**Objective:**
Images embedded in the records are excluded; print everything else exactly as given.

Data records
↓↓↓

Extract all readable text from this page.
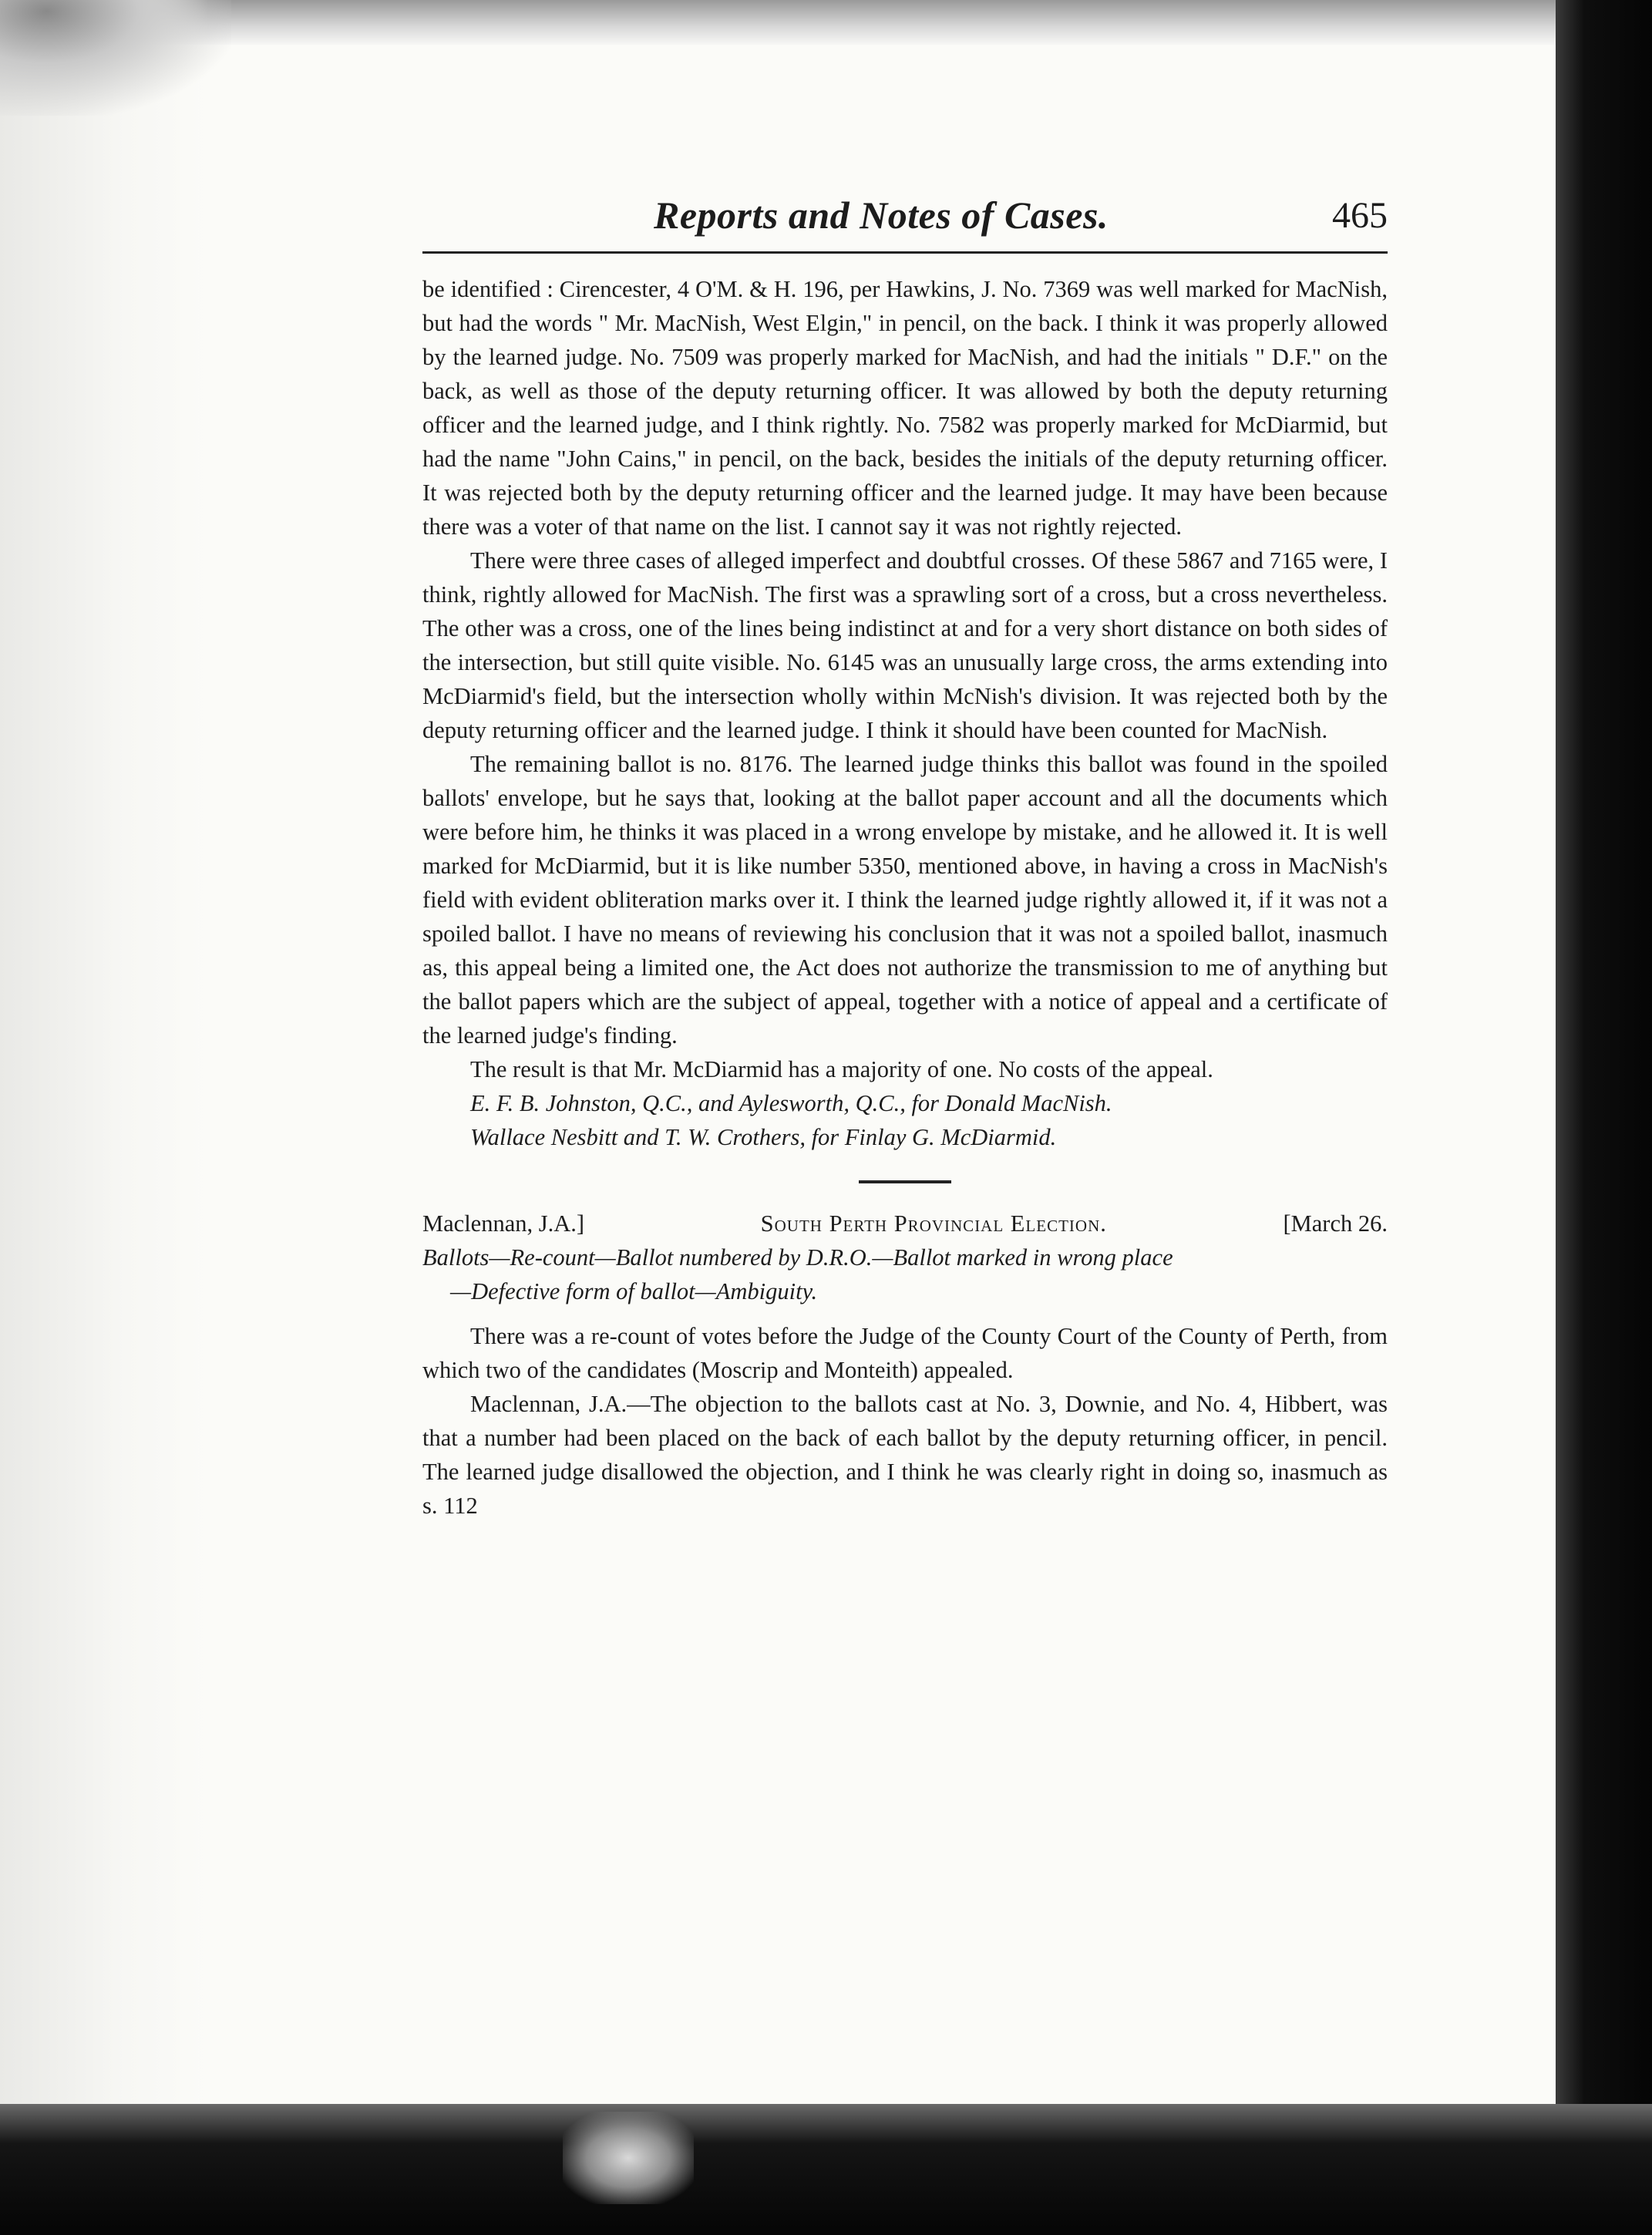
Reports and Notes of Cases.	465

be identified : Cirencester, 4 O'M. & H. 196, per Hawkins, J. No. 7369 was well marked for MacNish, but had the words " Mr. MacNish, West Elgin," in pencil, on the back. I think it was properly allowed by the learned judge. No. 7509 was properly marked for MacNish, and had the initials " D.F." on the back, as well as those of the deputy returning officer. It was allowed by both the deputy returning officer and the learned judge, and I think rightly. No. 7582 was properly marked for McDiarmid, but had the name "John Cains," in pencil, on the back, besides the initials of the deputy returning officer. It was rejected both by the deputy returning officer and the learned judge. It may have been because there was a voter of that name on the list. I cannot say it was not rightly rejected.

There were three cases of alleged imperfect and doubtful crosses. Of these 5867 and 7165 were, I think, rightly allowed for MacNish. The first was a sprawling sort of a cross, but a cross nevertheless. The other was a cross, one of the lines being indistinct at and for a very short distance on both sides of the intersection, but still quite visible. No. 6145 was an unusually large cross, the arms extending into McDiarmid's field, but the intersection wholly within McNish's division. It was rejected both by the deputy returning officer and the learned judge. I think it should have been counted for MacNish.

The remaining ballot is no. 8176. The learned judge thinks this ballot was found in the spoiled ballots' envelope, but he says that, looking at the ballot paper account and all the documents which were before him, he thinks it was placed in a wrong envelope by mistake, and he allowed it. It is well marked for McDiarmid, but it is like number 5350, mentioned above, in having a cross in MacNish's field with evident obliteration marks over it. I think the learned judge rightly allowed it, if it was not a spoiled ballot. I have no means of reviewing his conclusion that it was not a spoiled ballot, inasmuch as, this appeal being a limited one, the Act does not authorize the transmission to me of anything but the ballot papers which are the subject of appeal, together with a notice of appeal and a certificate of the learned judge's finding.

The result is that Mr. McDiarmid has a majority of one. No costs of the appeal.

E. F. B. Johnston, Q.C., and Aylesworth, Q.C., for Donald MacNish.

Wallace Nesbitt and T. W. Crothers, for Finlay G. McDiarmid.

Maclennan, J.A.]	South Perth Provincial Election.	[March 26.
Ballots—Re-count—Ballot numbered by D.R.O.—Ballot marked in wrong place
—Defective form of ballot—Ambiguity.

There was a re-count of votes before the Judge of the County Court of the County of Perth, from which two of the candidates (Moscrip and Monteith) appealed.

Maclennan, J.A.—The objection to the ballots cast at No. 3, Downie, and No. 4, Hibbert, was that a number had been placed on the back of each ballot by the deputy returning officer, in pencil. The learned judge disallowed the objection, and I think he was clearly right in doing so, inasmuch as s. 112
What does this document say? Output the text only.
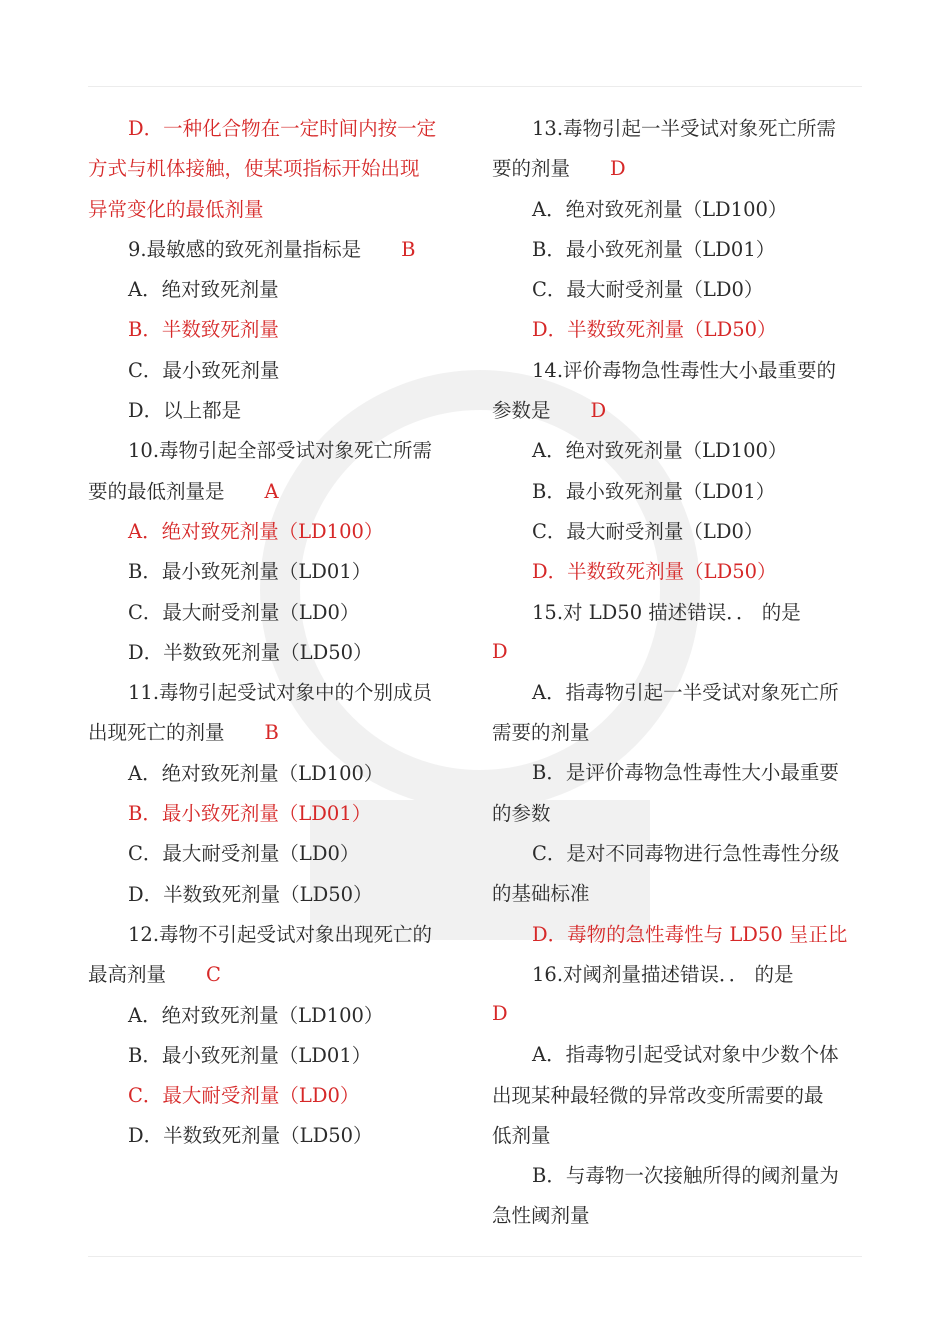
D．一种化合物在一定时间内按一定

方式与机体接触，使某项指标开始出现

异常变化的最低剂量

9.最敏感的致死剂量指标是 B

A．绝对致死剂量

B．半数致死剂量

C．最小致死剂量

D．以上都是

10.毒物引起全部受试对象死亡所需

要的最低剂量是 A

A．绝对致死剂量（LD100）

B．最小致死剂量（LD01）

C．最大耐受剂量（LD0）

D．半数致死剂量（LD50）

11.毒物引起受试对象中的个别成员

出现死亡的剂量 B

A．绝对致死剂量（LD100）

B．最小致死剂量（LD01）

C．最大耐受剂量（LD0）

D．半数致死剂量（LD50）

12.毒物不引起受试对象出现死亡的

最高剂量 C

A．绝对致死剂量（LD100）

B．最小致死剂量（LD01）

C．最大耐受剂量（LD0）

D．半数致死剂量（LD50）

13.毒物引起一半受试对象死亡所需

要的剂量 D

A．绝对致死剂量（LD100）

B．最小致死剂量（LD01）

C．最大耐受剂量（LD0）

D．半数致死剂量（LD50）

14.评价毒物急性毒性大小最重要的

参数是 D

A．绝对致死剂量（LD100）

B．最小致死剂量（LD01）

C．最大耐受剂量（LD0）

D．半数致死剂量（LD50）

15.对 LD50 描述错误．． 的是

D

A．指毒物引起一半受试对象死亡所

需要的剂量

B．是评价毒物急性毒性大小最重要

的参数

C．是对不同毒物进行急性毒性分级

的基础标准

D．毒物的急性毒性与 LD50 呈正比

16.对阈剂量描述错误．． 的是

D

A．指毒物引起受试对象中少数个体

出现某种最轻微的异常改变所需要的最

低剂量

B．与毒物一次接触所得的阈剂量为

急性阈剂量
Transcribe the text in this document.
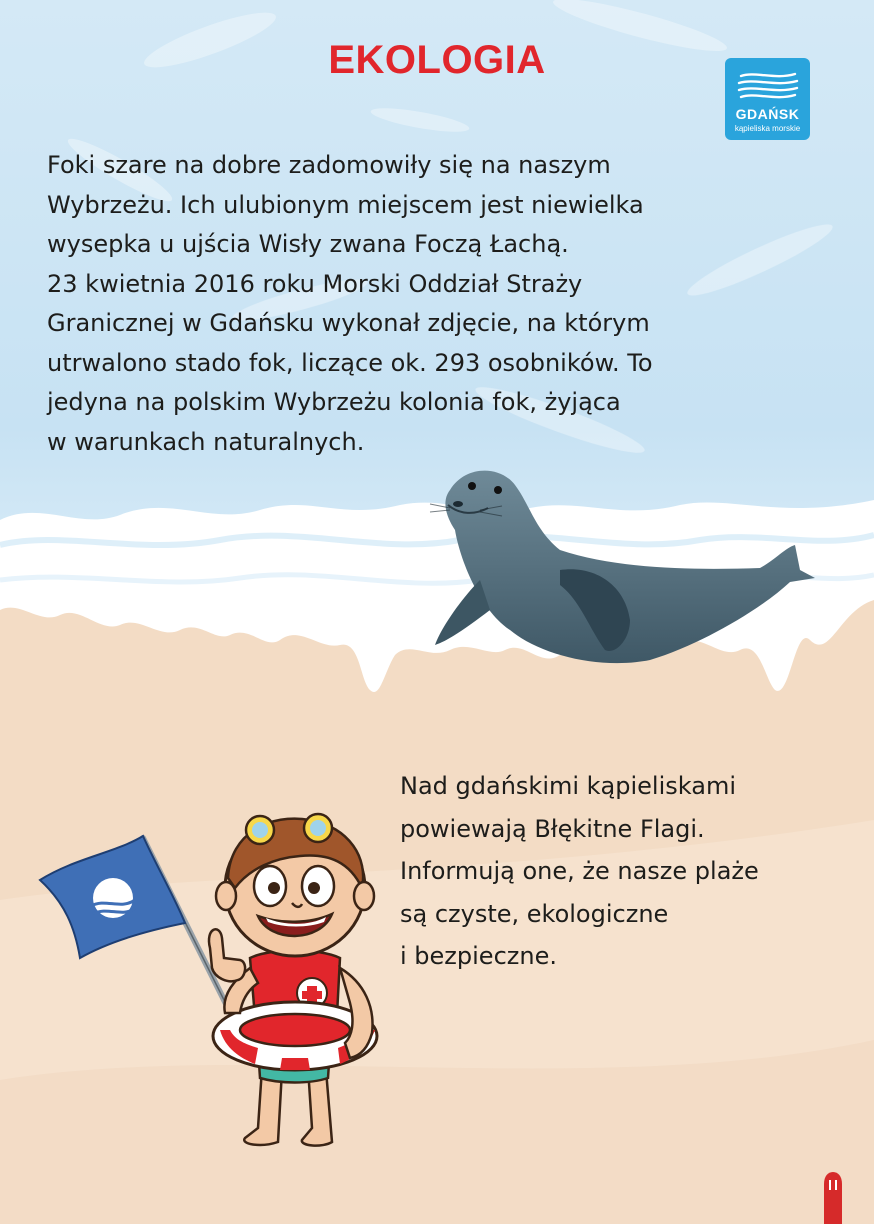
EKOLOGIA
GDAŃSK
kąpieliska morskie
Foki szare na dobre zadomowiły się na naszym
Wybrzeżu. Ich ulubionym miejscem jest niewielka
wysepka u ujścia Wisły zwana Foczą Łachą.
23 kwietnia 2016 roku Morski Oddział Straży
Granicznej w Gdańsku wykonał zdjęcie, na którym
utrwalono stado fok, liczące ok. 293 osobników. To
jedyna na polskim Wybrzeżu kolonia fok, żyjąca
w warunkach naturalnych.
Nad gdańskimi kąpieliskami
powiewają Błękitne Flagi.
Informują one, że nasze plaże
są czyste, ekologiczne
i bezpieczne.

↑↑↑

**Reply:**
Extract all readable text from this page.
Reports and Notes of Cases.	465

be identified : Cirencester, 4 O'M. & H. 196, per Hawkins, J. No. 7369 was well marked for MacNish, but had the words " Mr. MacNish, West Elgin," in pencil, on the back. I think it was properly allowed by the learned judge. No. 7509 was properly marked for MacNish, and had the initials " D.F." on the back, as well as those of the deputy returning officer. It was allowed by both the deputy returning officer and the learned judge, and I think rightly. No. 7582 was properly marked for McDiarmid, but had the name "John Cains," in pencil, on the back, besides the initials of the deputy returning officer. It was rejected both by the deputy returning officer and the learned judge. It may have been because there was a voter of that name on the list. I cannot say it was not rightly rejected.

There were three cases of alleged imperfect and doubtful crosses. Of these 5867 and 7165 were, I think, rightly allowed for MacNish. The first was a sprawling sort of a cross, but a cross nevertheless. The other was a cross, one of the lines being indistinct at and for a very short distance on both sides of the intersection, but still quite visible. No. 6145 was an unusually large cross, the arms extending into McDiarmid's field, but the intersection wholly within McNish's division. It was rejected both by the deputy returning officer and the learned judge. I think it should have been counted for MacNish.

The remaining ballot is no. 8176. The learned judge thinks this ballot was found in the spoiled ballots' envelope, but he says that, looking at the ballot paper account and all the documents which were before him, he thinks it was placed in a wrong envelope by mistake, and he allowed it. It is well marked for McDiarmid, but it is like number 5350, mentioned above, in having a cross in MacNish's field with evident obliteration marks over it. I think the learned judge rightly allowed it, if it was not a spoiled ballot. I have no means of reviewing his conclusion that it was not a spoiled ballot, inasmuch as, this appeal being a limited one, the Act does not authorize the transmission to me of anything but the ballot papers which are the subject of appeal, together with a notice of appeal and a certificate of the learned judge's finding.

The result is that Mr. McDiarmid has a majority of one. No costs of the appeal.

E. F. B. Johnston, Q.C., and Aylesworth, Q.C., for Donald MacNish.

Wallace Nesbitt and T. W. Crothers, for Finlay G. McDiarmid.

Maclennan, J.A.]	South Perth Provincial Election.	[March 26.
Ballots—Re-count—Ballot numbered by D.R.O.—Ballot marked in wrong place
—Defective form of ballot—Ambiguity.

There was a re-count of votes before the Judge of the County Court of the County of Perth, from which two of the candidates (Moscrip and Monteith) appealed.

Maclennan, J.A.—The objection to the ballots cast at No. 3, Downie, and No. 4, Hibbert, was that a number had been placed on the back of each ballot by the deputy returning officer, in pencil. The learned judge disallowed the objection, and I think he was clearly right in doing so, inasmuch as s. 112
What does this document say? Output the text only.
D．一种化合物在一定时间内按一定

方式与机体接触，使某项指标开始出现

异常变化的最低剂量

9.最敏感的致死剂量指标是 B

A．绝对致死剂量

B．半数致死剂量

C．最小致死剂量

D．以上都是

10.毒物引起全部受试对象死亡所需

要的最低剂量是 A

A．绝对致死剂量（LD100）

B．最小致死剂量（LD01）

C．最大耐受剂量（LD0）

D．半数致死剂量（LD50）

11.毒物引起受试对象中的个别成员

出现死亡的剂量 B

A．绝对致死剂量（LD100）

B．最小致死剂量（LD01）

C．最大耐受剂量（LD0）

D．半数致死剂量（LD50）

12.毒物不引起受试对象出现死亡的

最高剂量 C

A．绝对致死剂量（LD100）

B．最小致死剂量（LD01）

C．最大耐受剂量（LD0）

D．半数致死剂量（LD50）

13.毒物引起一半受试对象死亡所需

要的剂量 D

A．绝对致死剂量（LD100）

B．最小致死剂量（LD01）

C．最大耐受剂量（LD0）

D．半数致死剂量（LD50）

14.评价毒物急性毒性大小最重要的

参数是 D

A．绝对致死剂量（LD100）

B．最小致死剂量（LD01）

C．最大耐受剂量（LD0）

D．半数致死剂量（LD50）

15.对 LD50 描述错误．． 的是

D

A．指毒物引起一半受试对象死亡所

需要的剂量

B．是评价毒物急性毒性大小最重要

的参数

C．是对不同毒物进行急性毒性分级

的基础标准

D．毒物的急性毒性与 LD50 呈正比

16.对阈剂量描述错误．． 的是

D

A．指毒物引起受试对象中少数个体

出现某种最轻微的异常改变所需要的最

低剂量

B．与毒物一次接触所得的阈剂量为

急性阈剂量
Transcribe the text in this document.
EKOLOGIA
GDAŃSK
kąpieliska morskie
Foki szare na dobre zadomowiły się na naszym
Wybrzeżu. Ich ulubionym miejscem jest niewielka
wysepka u ujścia Wisły zwana Foczą Łachą.
23 kwietnia 2016 roku Morski Oddział Straży
Granicznej w Gdańsku wykonał zdjęcie, na którym
utrwalono stado fok, liczące ok. 293 osobników. To
jedyna na polskim Wybrzeżu kolonia fok, żyjąca
w warunkach naturalnych.
Nad gdańskimi kąpieliskami
powiewają Błękitne Flagi.
Informują one, że nasze plaże
są czyste, ekologiczne
i bezpieczne.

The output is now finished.